--- Start ---

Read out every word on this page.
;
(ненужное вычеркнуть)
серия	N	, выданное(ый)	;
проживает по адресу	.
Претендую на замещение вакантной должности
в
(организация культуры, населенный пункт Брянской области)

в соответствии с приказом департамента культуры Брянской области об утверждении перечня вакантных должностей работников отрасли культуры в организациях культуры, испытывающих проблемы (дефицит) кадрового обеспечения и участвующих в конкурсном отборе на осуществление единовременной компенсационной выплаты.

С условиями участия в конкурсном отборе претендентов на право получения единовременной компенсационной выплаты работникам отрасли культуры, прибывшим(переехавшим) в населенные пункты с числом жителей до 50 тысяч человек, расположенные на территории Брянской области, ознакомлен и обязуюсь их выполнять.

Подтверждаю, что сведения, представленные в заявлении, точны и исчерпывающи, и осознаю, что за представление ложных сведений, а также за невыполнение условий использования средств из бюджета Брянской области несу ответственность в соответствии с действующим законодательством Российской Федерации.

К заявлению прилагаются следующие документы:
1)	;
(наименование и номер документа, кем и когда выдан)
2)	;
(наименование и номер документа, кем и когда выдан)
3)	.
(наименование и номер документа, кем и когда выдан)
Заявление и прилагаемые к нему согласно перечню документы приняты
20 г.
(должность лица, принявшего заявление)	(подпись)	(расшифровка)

--- End ---

* [What this task involves]: Report only how many lines in the entries contain "отрасли".

* [Solved problem]: 2